RECORDS PROVIDED:
┌──

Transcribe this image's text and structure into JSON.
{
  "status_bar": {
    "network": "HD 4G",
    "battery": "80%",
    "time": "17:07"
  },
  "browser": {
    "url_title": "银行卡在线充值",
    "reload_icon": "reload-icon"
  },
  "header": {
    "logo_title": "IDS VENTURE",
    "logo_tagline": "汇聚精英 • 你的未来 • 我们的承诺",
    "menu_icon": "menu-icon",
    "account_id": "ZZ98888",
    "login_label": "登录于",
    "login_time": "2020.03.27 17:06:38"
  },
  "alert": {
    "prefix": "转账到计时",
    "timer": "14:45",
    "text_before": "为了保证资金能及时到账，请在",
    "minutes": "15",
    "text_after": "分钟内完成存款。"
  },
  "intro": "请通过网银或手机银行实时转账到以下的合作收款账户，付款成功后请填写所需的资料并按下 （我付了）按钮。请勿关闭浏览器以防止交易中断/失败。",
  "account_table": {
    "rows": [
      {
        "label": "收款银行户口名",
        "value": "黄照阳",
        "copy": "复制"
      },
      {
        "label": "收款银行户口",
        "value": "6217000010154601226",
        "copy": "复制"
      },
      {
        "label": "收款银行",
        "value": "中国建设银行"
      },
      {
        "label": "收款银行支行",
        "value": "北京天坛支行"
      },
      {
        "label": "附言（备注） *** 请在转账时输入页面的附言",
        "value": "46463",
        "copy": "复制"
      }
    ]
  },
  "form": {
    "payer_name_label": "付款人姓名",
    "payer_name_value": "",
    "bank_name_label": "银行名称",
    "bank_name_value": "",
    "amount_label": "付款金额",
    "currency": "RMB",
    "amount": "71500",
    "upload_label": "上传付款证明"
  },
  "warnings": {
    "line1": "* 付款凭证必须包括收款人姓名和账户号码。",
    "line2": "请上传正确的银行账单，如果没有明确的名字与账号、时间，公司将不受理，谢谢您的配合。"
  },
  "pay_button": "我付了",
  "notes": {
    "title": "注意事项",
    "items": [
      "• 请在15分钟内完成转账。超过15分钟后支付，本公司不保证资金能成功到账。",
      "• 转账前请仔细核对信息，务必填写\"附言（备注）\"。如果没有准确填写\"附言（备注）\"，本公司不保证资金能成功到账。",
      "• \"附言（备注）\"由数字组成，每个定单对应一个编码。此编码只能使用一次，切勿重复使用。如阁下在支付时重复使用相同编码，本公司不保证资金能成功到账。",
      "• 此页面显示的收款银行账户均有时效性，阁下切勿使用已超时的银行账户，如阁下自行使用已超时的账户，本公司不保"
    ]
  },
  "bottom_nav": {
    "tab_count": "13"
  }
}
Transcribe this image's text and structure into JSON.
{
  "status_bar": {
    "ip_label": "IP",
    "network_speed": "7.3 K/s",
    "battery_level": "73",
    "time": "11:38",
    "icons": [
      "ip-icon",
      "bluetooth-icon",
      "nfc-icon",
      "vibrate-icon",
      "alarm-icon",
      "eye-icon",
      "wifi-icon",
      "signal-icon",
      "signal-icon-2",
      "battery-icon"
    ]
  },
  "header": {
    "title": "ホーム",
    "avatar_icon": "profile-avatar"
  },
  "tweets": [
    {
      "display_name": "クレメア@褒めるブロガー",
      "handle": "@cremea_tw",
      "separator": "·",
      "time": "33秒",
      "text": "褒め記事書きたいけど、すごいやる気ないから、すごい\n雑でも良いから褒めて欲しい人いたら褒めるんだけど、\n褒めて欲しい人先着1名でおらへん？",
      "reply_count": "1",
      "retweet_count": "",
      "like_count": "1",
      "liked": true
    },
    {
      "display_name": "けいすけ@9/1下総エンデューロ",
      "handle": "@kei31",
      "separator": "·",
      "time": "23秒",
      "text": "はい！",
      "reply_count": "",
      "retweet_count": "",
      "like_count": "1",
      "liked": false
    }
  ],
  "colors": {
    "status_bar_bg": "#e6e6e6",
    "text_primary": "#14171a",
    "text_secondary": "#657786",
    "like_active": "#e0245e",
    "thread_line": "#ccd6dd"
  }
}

└──

OBJECTIVE:
Return every entry verbatim.

EXPECTED ANSWER:
Transcribe this image's text and structure into JSON.
{
  "status_bar": {
    "network": "HD 4G",
    "battery": "80%",
    "time": "17:07"
  },
  "browser": {
    "url_title": "银行卡在线充值",
    "reload_icon": "reload-icon"
  },
  "header": {
    "logo_title": "IDS VENTURE",
    "logo_tagline": "汇聚精英 • 你的未来 • 我们的承诺",
    "menu_icon": "menu-icon",
    "account_id": "ZZ98888",
    "login_label": "登录于",
    "login_time": "2020.03.27 17:06:38"
  },
  "alert": {
    "prefix": "转账到计时",
    "timer": "14:45",
    "text_before": "为了保证资金能及时到账，请在",
    "minutes": "15",
    "text_after": "分钟内完成存款。"
  },
  "intro": "请通过网银或手机银行实时转账到以下的合作收款账户，付款成功后请填写所需的资料并按下 （我付了）按钮。请勿关闭浏览器以防止交易中断/失败。",
  "account_table": {
    "rows": [
      {
        "label": "收款银行户口名",
        "value": "黄照阳",
        "copy": "复制"
      },
      {
        "label": "收款银行户口",
        "value": "6217000010154601226",
        "copy": "复制"
      },
      {
        "label": "收款银行",
        "value": "中国建设银行"
      },
      {
        "label": "收款银行支行",
        "value": "北京天坛支行"
      },
      {
        "label": "附言（备注） *** 请在转账时输入页面的附言",
        "value": "46463",
        "copy": "复制"
      }
    ]
  },
  "form": {
    "payer_name_label": "付款人姓名",
    "payer_name_value": "",
    "bank_name_label": "银行名称",
    "bank_name_value": "",
    "amount_label": "付款金额",
    "currency": "RMB",
    "amount": "71500",
    "upload_label": "上传付款证明"
  },
  "warnings": {
    "line1": "* 付款凭证必须包括收款人姓名和账户号码。",
    "line2": "请上传正确的银行账单，如果没有明确的名字与账号、时间，公司将不受理，谢谢您的配合。"
  },
  "pay_button": "我付了",
  "notes": {
    "title": "注意事项",
    "items": [
      "• 请在15分钟内完成转账。超过15分钟后支付，本公司不保证资金能成功到账。",
      "• 转账前请仔细核对信息，务必填写\"附言（备注）\"。如果没有准确填写\"附言（备注）\"，本公司不保证资金能成功到账。",
      "• \"附言（备注）\"由数字组成，每个定单对应一个编码。此编码只能使用一次，切勿重复使用。如阁下在支付时重复使用相同编码，本公司不保证资金能成功到账。",
      "• 此页面显示的收款银行账户均有时效性，阁下切勿使用已超时的银行账户，如阁下自行使用已超时的账户，本公司不保"
    ]
  },
  "bottom_nav": {
    "tab_count": "13"
  }
}
Transcribe this image's text and structure into JSON.
{
  "status_bar": {
    "ip_label": "IP",
    "network_speed": "7.3 K/s",
    "battery_level": "73",
    "time": "11:38",
    "icons": [
      "ip-icon",
      "bluetooth-icon",
      "nfc-icon",
      "vibrate-icon",
      "alarm-icon",
      "eye-icon",
      "wifi-icon",
      "signal-icon",
      "signal-icon-2",
      "battery-icon"
    ]
  },
  "header": {
    "title": "ホーム",
    "avatar_icon": "profile-avatar"
  },
  "tweets": [
    {
      "display_name": "クレメア@褒めるブロガー",
      "handle": "@cremea_tw",
      "separator": "·",
      "time": "33秒",
      "text": "褒め記事書きたいけど、すごいやる気ないから、すごい\n雑でも良いから褒めて欲しい人いたら褒めるんだけど、\n褒めて欲しい人先着1名でおらへん？",
      "reply_count": "1",
      "retweet_count": "",
      "like_count": "1",
      "liked": true
    },
    {
      "display_name": "けいすけ@9/1下総エンデューロ",
      "handle": "@kei31",
      "separator": "·",
      "time": "23秒",
      "text": "はい！",
      "reply_count": "",
      "retweet_count": "",
      "like_count": "1",
      "liked": false
    }
  ],
  "colors": {
    "status_bar_bg": "#e6e6e6",
    "text_primary": "#14171a",
    "text_secondary": "#657786",
    "like_active": "#e0245e",
    "thread_line": "#ccd6dd"
  }
}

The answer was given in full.